* start *

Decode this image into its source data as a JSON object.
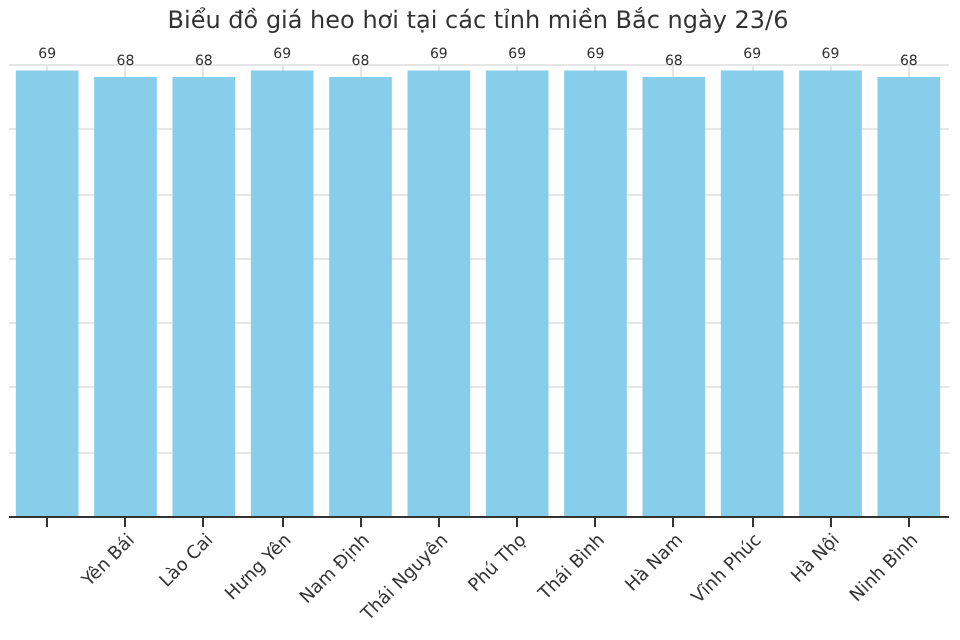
{
  "chart_data": {
    "type": "bar",
    "title": "Biểu đồ giá heo hơi tại các tỉnh miền Bắc ngày 23/6",
    "categories": [
      null,
      "Yên Bái",
      "Lào Cai",
      "Hưng Yên",
      "Nam Định",
      "Thái Nguyên",
      "Phú Thọ",
      "Thái Bình",
      "Hà Nam",
      "Vĩnh Phúc",
      "Hà Nội",
      "Ninh Bình"
    ],
    "values": [
      69,
      68,
      68,
      69,
      68,
      69,
      69,
      69,
      68,
      69,
      69,
      68
    ],
    "color": "#87ceeb",
    "data_labels": true,
    "grid": true,
    "tick_labels": "x"
  }
}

* end *

__Required work__: Copy the records word for word, leaving no picture in the copy.

__Answer for the task__:
Decode this image into its source data as a JSON object.
{
  "chart_data": {
    "type": "bar",
    "title": "Biểu đồ giá heo hơi tại các tỉnh miền Bắc ngày 23/6",
    "categories": [
      null,
      "Yên Bái",
      "Lào Cai",
      "Hưng Yên",
      "Nam Định",
      "Thái Nguyên",
      "Phú Thọ",
      "Thái Bình",
      "Hà Nam",
      "Vĩnh Phúc",
      "Hà Nội",
      "Ninh Bình"
    ],
    "values": [
      69,
      68,
      68,
      69,
      68,
      69,
      69,
      69,
      68,
      69,
      69,
      68
    ],
    "color": "#87ceeb",
    "data_labels": true,
    "grid": true,
    "tick_labels": "x"
  }
}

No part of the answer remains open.